-- Start of RAW RECORDS --

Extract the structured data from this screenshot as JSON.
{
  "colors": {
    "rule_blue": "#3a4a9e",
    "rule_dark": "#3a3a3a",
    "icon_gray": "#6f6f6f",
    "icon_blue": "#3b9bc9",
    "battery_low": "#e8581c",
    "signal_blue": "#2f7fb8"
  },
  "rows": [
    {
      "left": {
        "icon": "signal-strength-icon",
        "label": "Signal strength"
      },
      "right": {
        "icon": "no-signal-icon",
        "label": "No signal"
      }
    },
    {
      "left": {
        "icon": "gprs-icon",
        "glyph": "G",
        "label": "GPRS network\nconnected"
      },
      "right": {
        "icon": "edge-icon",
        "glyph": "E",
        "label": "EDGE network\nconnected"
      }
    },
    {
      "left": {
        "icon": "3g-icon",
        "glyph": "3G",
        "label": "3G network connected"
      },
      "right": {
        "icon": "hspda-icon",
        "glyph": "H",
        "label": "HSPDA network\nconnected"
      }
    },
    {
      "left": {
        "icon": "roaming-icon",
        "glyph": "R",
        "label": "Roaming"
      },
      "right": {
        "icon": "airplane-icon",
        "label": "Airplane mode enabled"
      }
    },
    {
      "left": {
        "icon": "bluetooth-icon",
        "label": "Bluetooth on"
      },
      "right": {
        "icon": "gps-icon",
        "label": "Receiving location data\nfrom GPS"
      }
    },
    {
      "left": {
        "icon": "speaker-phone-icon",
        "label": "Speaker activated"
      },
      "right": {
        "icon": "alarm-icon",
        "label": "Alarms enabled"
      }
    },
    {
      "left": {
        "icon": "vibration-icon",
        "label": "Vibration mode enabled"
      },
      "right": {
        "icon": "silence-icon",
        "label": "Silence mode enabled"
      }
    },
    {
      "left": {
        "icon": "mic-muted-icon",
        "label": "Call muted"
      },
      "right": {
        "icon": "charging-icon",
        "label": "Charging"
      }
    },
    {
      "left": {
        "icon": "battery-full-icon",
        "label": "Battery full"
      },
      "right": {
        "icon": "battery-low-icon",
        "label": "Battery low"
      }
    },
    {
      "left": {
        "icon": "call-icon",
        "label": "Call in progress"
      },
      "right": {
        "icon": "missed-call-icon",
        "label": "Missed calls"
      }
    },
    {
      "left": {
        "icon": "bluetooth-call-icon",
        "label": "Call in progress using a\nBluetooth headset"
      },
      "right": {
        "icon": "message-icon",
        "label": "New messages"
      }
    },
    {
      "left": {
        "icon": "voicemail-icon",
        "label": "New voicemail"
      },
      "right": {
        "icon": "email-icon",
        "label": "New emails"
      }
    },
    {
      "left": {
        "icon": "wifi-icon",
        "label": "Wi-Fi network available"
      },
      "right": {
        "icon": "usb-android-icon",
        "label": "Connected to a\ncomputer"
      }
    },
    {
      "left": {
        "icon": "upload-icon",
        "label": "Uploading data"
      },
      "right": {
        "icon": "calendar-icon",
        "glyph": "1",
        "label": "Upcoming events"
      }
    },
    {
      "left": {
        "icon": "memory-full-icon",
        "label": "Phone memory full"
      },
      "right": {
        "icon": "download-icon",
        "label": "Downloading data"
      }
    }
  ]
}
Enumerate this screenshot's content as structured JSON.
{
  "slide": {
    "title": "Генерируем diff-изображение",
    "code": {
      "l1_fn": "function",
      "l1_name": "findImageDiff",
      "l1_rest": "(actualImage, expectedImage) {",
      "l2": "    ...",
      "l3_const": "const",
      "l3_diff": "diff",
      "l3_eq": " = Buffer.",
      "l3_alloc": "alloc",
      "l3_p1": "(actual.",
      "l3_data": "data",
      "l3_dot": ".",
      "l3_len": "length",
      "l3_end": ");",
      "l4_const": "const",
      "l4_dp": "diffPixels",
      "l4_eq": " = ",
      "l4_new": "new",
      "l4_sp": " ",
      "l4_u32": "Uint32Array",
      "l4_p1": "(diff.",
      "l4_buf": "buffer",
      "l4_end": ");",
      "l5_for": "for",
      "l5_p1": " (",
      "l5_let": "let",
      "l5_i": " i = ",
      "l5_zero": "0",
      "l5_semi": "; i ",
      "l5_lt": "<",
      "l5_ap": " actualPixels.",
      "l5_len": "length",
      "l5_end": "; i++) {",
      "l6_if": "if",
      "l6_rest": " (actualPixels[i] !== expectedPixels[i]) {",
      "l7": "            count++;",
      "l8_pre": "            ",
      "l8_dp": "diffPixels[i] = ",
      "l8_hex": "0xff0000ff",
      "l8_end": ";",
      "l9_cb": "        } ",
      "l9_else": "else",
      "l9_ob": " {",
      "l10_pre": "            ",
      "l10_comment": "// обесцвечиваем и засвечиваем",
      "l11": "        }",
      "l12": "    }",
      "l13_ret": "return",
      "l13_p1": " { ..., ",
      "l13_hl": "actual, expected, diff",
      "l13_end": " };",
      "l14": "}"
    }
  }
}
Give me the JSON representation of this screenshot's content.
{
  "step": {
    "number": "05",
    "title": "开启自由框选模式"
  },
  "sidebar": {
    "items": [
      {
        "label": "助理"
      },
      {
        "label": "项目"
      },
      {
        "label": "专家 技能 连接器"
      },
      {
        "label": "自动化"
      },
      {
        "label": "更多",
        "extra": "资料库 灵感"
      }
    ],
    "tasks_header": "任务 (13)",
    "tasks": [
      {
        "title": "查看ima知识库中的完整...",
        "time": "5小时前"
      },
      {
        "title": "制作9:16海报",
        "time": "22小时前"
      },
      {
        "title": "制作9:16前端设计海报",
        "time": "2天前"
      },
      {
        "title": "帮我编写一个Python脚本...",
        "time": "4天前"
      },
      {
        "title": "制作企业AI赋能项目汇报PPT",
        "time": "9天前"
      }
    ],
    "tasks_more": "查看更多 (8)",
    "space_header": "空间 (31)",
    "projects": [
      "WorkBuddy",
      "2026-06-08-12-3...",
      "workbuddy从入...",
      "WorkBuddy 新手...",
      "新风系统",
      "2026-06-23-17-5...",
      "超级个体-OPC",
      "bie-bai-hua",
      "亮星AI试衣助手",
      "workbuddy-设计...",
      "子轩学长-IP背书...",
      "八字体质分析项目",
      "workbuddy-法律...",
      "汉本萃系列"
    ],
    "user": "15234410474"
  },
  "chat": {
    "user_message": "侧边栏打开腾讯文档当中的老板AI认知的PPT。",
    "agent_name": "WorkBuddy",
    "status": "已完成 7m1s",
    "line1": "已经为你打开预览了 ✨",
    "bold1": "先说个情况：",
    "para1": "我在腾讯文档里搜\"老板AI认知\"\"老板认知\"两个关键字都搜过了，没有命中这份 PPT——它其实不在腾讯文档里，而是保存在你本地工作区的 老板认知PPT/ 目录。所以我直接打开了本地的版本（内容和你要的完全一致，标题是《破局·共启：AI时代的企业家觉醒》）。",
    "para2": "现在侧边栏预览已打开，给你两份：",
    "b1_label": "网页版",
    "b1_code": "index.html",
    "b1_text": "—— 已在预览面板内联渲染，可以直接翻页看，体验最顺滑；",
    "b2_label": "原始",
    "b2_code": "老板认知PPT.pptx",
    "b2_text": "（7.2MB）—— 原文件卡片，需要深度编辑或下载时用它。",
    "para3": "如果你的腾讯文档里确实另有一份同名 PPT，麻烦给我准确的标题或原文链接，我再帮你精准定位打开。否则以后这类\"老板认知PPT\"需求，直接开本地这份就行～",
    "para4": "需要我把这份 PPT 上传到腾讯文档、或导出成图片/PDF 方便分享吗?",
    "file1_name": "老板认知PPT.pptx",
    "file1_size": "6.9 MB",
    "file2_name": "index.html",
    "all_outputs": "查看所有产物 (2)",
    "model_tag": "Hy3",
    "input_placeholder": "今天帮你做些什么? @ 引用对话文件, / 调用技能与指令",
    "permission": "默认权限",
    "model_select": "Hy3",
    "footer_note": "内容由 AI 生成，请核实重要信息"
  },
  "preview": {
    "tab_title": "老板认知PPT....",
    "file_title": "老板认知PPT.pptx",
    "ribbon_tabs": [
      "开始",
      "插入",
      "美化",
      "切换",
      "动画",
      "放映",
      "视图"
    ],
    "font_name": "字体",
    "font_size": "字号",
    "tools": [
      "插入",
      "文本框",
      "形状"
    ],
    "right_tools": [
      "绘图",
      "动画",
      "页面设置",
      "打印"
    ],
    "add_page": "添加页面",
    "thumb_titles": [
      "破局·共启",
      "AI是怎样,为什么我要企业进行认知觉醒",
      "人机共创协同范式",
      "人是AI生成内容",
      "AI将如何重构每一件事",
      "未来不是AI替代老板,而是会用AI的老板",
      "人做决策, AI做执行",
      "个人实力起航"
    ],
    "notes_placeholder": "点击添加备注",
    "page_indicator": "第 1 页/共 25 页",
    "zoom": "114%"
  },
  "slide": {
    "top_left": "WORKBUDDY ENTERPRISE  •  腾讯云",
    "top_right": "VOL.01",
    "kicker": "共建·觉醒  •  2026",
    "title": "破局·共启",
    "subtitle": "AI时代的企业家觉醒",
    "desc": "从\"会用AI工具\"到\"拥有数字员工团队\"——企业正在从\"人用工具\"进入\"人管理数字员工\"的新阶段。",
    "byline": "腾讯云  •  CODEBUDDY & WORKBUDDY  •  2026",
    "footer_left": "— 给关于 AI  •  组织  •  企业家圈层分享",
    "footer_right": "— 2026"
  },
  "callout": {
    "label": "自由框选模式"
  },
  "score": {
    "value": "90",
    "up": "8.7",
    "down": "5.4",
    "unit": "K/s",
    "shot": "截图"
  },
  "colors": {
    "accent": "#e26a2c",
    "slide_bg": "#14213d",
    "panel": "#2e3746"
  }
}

-- End of RAW RECORDS --

* _WHAT IS REQUIRED_
Give nothing but the number of lines containing the string "muted".

* _COMPLETE RESPONSE_
2